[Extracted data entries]
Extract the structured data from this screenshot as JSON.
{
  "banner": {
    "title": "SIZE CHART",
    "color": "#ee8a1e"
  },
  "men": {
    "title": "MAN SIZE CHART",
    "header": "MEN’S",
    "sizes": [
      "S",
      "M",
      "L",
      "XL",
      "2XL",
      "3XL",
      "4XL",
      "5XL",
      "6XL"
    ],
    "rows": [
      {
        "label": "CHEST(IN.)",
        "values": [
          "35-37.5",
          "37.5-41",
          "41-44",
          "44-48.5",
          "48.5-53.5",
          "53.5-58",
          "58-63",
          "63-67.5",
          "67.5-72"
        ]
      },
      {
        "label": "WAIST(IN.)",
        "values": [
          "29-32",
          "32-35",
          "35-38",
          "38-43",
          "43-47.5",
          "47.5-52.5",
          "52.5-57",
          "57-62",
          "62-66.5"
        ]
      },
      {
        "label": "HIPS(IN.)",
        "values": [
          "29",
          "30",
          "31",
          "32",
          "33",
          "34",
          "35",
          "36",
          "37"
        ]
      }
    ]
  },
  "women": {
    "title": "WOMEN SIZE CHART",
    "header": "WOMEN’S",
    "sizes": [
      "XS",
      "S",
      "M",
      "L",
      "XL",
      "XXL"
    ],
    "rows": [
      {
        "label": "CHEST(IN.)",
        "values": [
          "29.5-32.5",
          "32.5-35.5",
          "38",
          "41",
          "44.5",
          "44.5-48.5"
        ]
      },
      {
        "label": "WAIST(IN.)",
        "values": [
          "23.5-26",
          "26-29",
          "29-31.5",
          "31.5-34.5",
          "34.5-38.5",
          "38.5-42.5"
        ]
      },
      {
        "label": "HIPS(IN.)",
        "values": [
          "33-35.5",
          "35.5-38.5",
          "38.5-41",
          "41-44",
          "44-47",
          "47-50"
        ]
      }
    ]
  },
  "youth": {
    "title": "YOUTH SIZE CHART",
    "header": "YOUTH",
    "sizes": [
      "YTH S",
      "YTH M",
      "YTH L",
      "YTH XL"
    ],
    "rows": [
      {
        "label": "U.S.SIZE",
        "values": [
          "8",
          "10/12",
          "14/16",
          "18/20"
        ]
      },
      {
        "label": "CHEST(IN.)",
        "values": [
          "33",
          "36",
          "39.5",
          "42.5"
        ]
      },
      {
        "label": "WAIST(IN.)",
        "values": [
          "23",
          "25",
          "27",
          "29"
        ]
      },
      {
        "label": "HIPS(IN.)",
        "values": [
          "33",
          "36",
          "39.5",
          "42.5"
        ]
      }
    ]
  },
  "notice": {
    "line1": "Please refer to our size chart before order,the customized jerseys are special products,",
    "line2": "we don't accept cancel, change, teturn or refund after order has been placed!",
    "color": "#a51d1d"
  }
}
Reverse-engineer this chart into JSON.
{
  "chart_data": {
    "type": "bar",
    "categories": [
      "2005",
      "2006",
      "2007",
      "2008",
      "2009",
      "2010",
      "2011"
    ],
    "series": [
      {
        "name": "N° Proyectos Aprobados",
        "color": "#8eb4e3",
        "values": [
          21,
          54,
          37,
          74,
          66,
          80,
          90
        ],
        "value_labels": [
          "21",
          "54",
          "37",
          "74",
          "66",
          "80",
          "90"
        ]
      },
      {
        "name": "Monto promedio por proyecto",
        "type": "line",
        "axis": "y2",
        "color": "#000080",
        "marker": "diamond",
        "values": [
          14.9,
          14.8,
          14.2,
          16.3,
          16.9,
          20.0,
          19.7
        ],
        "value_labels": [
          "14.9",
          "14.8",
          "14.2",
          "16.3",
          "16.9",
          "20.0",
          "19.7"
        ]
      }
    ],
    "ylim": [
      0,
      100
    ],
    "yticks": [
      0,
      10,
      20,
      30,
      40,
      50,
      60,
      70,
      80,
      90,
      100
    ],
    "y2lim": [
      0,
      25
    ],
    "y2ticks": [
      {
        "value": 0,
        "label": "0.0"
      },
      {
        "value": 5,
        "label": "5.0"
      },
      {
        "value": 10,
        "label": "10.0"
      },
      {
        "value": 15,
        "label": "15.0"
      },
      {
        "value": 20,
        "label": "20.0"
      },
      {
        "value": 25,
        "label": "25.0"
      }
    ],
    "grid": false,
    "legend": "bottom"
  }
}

**TASK TO CARRY OUT**
Output every entry shown above, exactly.

**OUTPUT OF THE EXERCISE**
Extract the structured data from this screenshot as JSON.
{
  "banner": {
    "title": "SIZE CHART",
    "color": "#ee8a1e"
  },
  "men": {
    "title": "MAN SIZE CHART",
    "header": "MEN’S",
    "sizes": [
      "S",
      "M",
      "L",
      "XL",
      "2XL",
      "3XL",
      "4XL",
      "5XL",
      "6XL"
    ],
    "rows": [
      {
        "label": "CHEST(IN.)",
        "values": [
          "35-37.5",
          "37.5-41",
          "41-44",
          "44-48.5",
          "48.5-53.5",
          "53.5-58",
          "58-63",
          "63-67.5",
          "67.5-72"
        ]
      },
      {
        "label": "WAIST(IN.)",
        "values": [
          "29-32",
          "32-35",
          "35-38",
          "38-43",
          "43-47.5",
          "47.5-52.5",
          "52.5-57",
          "57-62",
          "62-66.5"
        ]
      },
      {
        "label": "HIPS(IN.)",
        "values": [
          "29",
          "30",
          "31",
          "32",
          "33",
          "34",
          "35",
          "36",
          "37"
        ]
      }
    ]
  },
  "women": {
    "title": "WOMEN SIZE CHART",
    "header": "WOMEN’S",
    "sizes": [
      "XS",
      "S",
      "M",
      "L",
      "XL",
      "XXL"
    ],
    "rows": [
      {
        "label": "CHEST(IN.)",
        "values": [
          "29.5-32.5",
          "32.5-35.5",
          "38",
          "41",
          "44.5",
          "44.5-48.5"
        ]
      },
      {
        "label": "WAIST(IN.)",
        "values": [
          "23.5-26",
          "26-29",
          "29-31.5",
          "31.5-34.5",
          "34.5-38.5",
          "38.5-42.5"
        ]
      },
      {
        "label": "HIPS(IN.)",
        "values": [
          "33-35.5",
          "35.5-38.5",
          "38.5-41",
          "41-44",
          "44-47",
          "47-50"
        ]
      }
    ]
  },
  "youth": {
    "title": "YOUTH SIZE CHART",
    "header": "YOUTH",
    "sizes": [
      "YTH S",
      "YTH M",
      "YTH L",
      "YTH XL"
    ],
    "rows": [
      {
        "label": "U.S.SIZE",
        "values": [
          "8",
          "10/12",
          "14/16",
          "18/20"
        ]
      },
      {
        "label": "CHEST(IN.)",
        "values": [
          "33",
          "36",
          "39.5",
          "42.5"
        ]
      },
      {
        "label": "WAIST(IN.)",
        "values": [
          "23",
          "25",
          "27",
          "29"
        ]
      },
      {
        "label": "HIPS(IN.)",
        "values": [
          "33",
          "36",
          "39.5",
          "42.5"
        ]
      }
    ]
  },
  "notice": {
    "line1": "Please refer to our size chart before order,the customized jerseys are special products,",
    "line2": "we don't accept cancel, change, teturn or refund after order has been placed!",
    "color": "#a51d1d"
  }
}
Reverse-engineer this chart into JSON.
{
  "chart_data": {
    "type": "bar",
    "categories": [
      "2005",
      "2006",
      "2007",
      "2008",
      "2009",
      "2010",
      "2011"
    ],
    "series": [
      {
        "name": "N° Proyectos Aprobados",
        "color": "#8eb4e3",
        "values": [
          21,
          54,
          37,
          74,
          66,
          80,
          90
        ],
        "value_labels": [
          "21",
          "54",
          "37",
          "74",
          "66",
          "80",
          "90"
        ]
      },
      {
        "name": "Monto promedio por proyecto",
        "type": "line",
        "axis": "y2",
        "color": "#000080",
        "marker": "diamond",
        "values": [
          14.9,
          14.8,
          14.2,
          16.3,
          16.9,
          20.0,
          19.7
        ],
        "value_labels": [
          "14.9",
          "14.8",
          "14.2",
          "16.3",
          "16.9",
          "20.0",
          "19.7"
        ]
      }
    ],
    "ylim": [
      0,
      100
    ],
    "yticks": [
      0,
      10,
      20,
      30,
      40,
      50,
      60,
      70,
      80,
      90,
      100
    ],
    "y2lim": [
      0,
      25
    ],
    "y2ticks": [
      {
        "value": 0,
        "label": "0.0"
      },
      {
        "value": 5,
        "label": "5.0"
      },
      {
        "value": 10,
        "label": "10.0"
      },
      {
        "value": 15,
        "label": "15.0"
      },
      {
        "value": 20,
        "label": "20.0"
      },
      {
        "value": 25,
        "label": "25.0"
      }
    ],
    "grid": false,
    "legend": "bottom"
  }
}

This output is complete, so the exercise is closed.